• [Requirements]
Write out the listing in full, matching it word for word.

• [Dataset extract]
+ + + + +
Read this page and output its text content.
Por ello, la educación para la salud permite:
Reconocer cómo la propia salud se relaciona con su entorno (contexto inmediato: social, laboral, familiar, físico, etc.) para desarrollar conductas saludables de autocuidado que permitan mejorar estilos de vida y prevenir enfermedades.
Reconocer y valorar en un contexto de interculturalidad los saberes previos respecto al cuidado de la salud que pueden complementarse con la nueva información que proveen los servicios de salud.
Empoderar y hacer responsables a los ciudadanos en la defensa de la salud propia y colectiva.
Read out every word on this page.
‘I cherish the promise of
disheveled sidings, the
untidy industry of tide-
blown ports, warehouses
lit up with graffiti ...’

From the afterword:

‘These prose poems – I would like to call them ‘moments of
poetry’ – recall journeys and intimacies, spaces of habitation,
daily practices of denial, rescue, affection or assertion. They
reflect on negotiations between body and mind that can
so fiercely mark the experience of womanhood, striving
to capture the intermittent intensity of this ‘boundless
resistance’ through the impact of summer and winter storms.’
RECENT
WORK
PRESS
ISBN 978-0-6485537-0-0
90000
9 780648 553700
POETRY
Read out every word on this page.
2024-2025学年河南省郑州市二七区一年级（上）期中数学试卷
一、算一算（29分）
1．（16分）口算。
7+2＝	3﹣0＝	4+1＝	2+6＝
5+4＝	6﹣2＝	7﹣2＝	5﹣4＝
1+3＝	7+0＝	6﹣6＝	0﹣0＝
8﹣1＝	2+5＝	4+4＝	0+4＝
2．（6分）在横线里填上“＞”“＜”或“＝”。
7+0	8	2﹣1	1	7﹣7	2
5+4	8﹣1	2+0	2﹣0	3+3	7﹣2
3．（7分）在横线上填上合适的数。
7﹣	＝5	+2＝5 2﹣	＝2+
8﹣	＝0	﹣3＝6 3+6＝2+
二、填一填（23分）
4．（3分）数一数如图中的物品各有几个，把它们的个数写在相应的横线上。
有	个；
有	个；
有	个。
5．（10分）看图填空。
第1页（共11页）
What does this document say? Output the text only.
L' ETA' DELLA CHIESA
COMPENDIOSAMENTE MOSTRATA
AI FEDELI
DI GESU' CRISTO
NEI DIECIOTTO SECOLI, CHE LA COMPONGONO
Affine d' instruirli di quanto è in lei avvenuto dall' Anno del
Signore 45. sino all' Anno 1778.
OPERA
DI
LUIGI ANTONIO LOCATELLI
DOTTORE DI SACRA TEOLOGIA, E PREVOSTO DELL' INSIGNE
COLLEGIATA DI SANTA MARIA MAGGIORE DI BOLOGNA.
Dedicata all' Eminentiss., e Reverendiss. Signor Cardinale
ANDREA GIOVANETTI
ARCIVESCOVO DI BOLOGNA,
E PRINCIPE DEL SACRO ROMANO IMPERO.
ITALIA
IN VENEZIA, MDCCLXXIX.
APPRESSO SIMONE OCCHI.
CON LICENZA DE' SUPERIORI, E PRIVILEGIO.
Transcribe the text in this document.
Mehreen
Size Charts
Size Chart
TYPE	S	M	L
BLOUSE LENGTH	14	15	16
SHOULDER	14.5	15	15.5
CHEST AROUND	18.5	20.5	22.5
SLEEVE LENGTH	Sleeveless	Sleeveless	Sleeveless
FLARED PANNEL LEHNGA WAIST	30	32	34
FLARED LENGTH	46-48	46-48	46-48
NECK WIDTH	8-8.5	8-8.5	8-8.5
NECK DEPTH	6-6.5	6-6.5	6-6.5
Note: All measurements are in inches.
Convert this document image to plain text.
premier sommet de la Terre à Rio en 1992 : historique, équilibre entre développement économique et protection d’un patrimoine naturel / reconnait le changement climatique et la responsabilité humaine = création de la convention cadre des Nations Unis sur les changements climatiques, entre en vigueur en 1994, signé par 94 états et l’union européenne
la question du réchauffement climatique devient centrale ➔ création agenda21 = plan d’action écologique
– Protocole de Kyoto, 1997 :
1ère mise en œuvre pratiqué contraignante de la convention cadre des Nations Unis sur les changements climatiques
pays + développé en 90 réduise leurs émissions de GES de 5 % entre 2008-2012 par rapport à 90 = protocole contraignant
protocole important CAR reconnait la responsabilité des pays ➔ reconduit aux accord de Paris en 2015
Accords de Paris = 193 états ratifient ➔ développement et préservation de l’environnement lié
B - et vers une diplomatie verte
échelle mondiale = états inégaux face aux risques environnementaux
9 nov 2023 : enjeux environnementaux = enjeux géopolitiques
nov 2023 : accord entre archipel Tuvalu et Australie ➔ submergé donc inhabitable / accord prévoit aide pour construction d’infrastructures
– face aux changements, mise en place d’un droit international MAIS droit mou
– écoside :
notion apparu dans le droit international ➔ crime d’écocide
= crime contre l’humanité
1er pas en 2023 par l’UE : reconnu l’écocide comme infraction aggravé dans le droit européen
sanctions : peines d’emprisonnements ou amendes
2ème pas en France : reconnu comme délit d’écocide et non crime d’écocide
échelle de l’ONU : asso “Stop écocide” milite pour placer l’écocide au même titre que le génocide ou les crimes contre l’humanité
+ + + + +
• [Solution to this exercise]
Read this page and output its text content.
Por ello, la educación para la salud permite:
Reconocer cómo la propia salud se relaciona con su entorno (contexto inmediato: social, laboral, familiar, físico, etc.) para desarrollar conductas saludables de autocuidado que permitan mejorar estilos de vida y prevenir enfermedades.
Reconocer y valorar en un contexto de interculturalidad los saberes previos respecto al cuidado de la salud que pueden complementarse con la nueva información que proveen los servicios de salud.
Empoderar y hacer responsables a los ciudadanos en la defensa de la salud propia y colectiva.
Read out every word on this page.
‘I cherish the promise of
disheveled sidings, the
untidy industry of tide-
blown ports, warehouses
lit up with graffiti ...’

From the afterword:

‘These prose poems – I would like to call them ‘moments of
poetry’ – recall journeys and intimacies, spaces of habitation,
daily practices of denial, rescue, affection or assertion. They
reflect on negotiations between body and mind that can
so fiercely mark the experience of womanhood, striving
to capture the intermittent intensity of this ‘boundless
resistance’ through the impact of summer and winter storms.’
RECENT
WORK
PRESS
ISBN 978-0-6485537-0-0
90000
9 780648 553700
POETRY
Read out every word on this page.
2024-2025学年河南省郑州市二七区一年级（上）期中数学试卷
一、算一算（29分）
1．（16分）口算。
7+2＝	3﹣0＝	4+1＝	2+6＝
5+4＝	6﹣2＝	7﹣2＝	5﹣4＝
1+3＝	7+0＝	6﹣6＝	0﹣0＝
8﹣1＝	2+5＝	4+4＝	0+4＝
2．（6分）在横线里填上“＞”“＜”或“＝”。
7+0	8	2﹣1	1	7﹣7	2
5+4	8﹣1	2+0	2﹣0	3+3	7﹣2
3．（7分）在横线上填上合适的数。
7﹣	＝5	+2＝5 2﹣	＝2+
8﹣	＝0	﹣3＝6 3+6＝2+
二、填一填（23分）
4．（3分）数一数如图中的物品各有几个，把它们的个数写在相应的横线上。
有	个；
有	个；
有	个。
5．（10分）看图填空。
第1页（共11页）
What does this document say? Output the text only.
L' ETA' DELLA CHIESA
COMPENDIOSAMENTE MOSTRATA
AI FEDELI
DI GESU' CRISTO
NEI DIECIOTTO SECOLI, CHE LA COMPONGONO
Affine d' instruirli di quanto è in lei avvenuto dall' Anno del
Signore 45. sino all' Anno 1778.
OPERA
DI
LUIGI ANTONIO LOCATELLI
DOTTORE DI SACRA TEOLOGIA, E PREVOSTO DELL' INSIGNE
COLLEGIATA DI SANTA MARIA MAGGIORE DI BOLOGNA.
Dedicata all' Eminentiss., e Reverendiss. Signor Cardinale
ANDREA GIOVANETTI
ARCIVESCOVO DI BOLOGNA,
E PRINCIPE DEL SACRO ROMANO IMPERO.
ITALIA
IN VENEZIA, MDCCLXXIX.
APPRESSO SIMONE OCCHI.
CON LICENZA DE' SUPERIORI, E PRIVILEGIO.
Transcribe the text in this document.
Mehreen
Size Charts
Size Chart
TYPE	S	M	L
BLOUSE LENGTH	14	15	16
SHOULDER	14.5	15	15.5
CHEST AROUND	18.5	20.5	22.5
SLEEVE LENGTH	Sleeveless	Sleeveless	Sleeveless
FLARED PANNEL LEHNGA WAIST	30	32	34
FLARED LENGTH	46-48	46-48	46-48
NECK WIDTH	8-8.5	8-8.5	8-8.5
NECK DEPTH	6-6.5	6-6.5	6-6.5
Note: All measurements are in inches.
Convert this document image to plain text.
premier sommet de la Terre à Rio en 1992 : historique, équilibre entre développement économique et protection d’un patrimoine naturel / reconnait le changement climatique et la responsabilité humaine = création de la convention cadre des Nations Unis sur les changements climatiques, entre en vigueur en 1994, signé par 94 états et l’union européenne
la question du réchauffement climatique devient centrale ➔ création agenda21 = plan d’action écologique
– Protocole de Kyoto, 1997 :
1ère mise en œuvre pratiqué contraignante de la convention cadre des Nations Unis sur les changements climatiques
pays + développé en 90 réduise leurs émissions de GES de 5 % entre 2008-2012 par rapport à 90 = protocole contraignant
protocole important CAR reconnait la responsabilité des pays ➔ reconduit aux accord de Paris en 2015
Accords de Paris = 193 états ratifient ➔ développement et préservation de l’environnement lié
B - et vers une diplomatie verte
échelle mondiale = états inégaux face aux risques environnementaux
9 nov 2023 : enjeux environnementaux = enjeux géopolitiques
nov 2023 : accord entre archipel Tuvalu et Australie ➔ submergé donc inhabitable / accord prévoit aide pour construction d’infrastructures
– face aux changements, mise en place d’un droit international MAIS droit mou
– écoside :
notion apparu dans le droit international ➔ crime d’écocide
= crime contre l’humanité
1er pas en 2023 par l’UE : reconnu l’écocide comme infraction aggravé dans le droit européen
sanctions : peines d’emprisonnements ou amendes
2ème pas en France : reconnu comme délit d’écocide et non crime d’écocide
échelle de l’ONU : asso “Stop écocide” milite pour placer l’écocide au même titre que le génocide ou les crimes contre l’humanité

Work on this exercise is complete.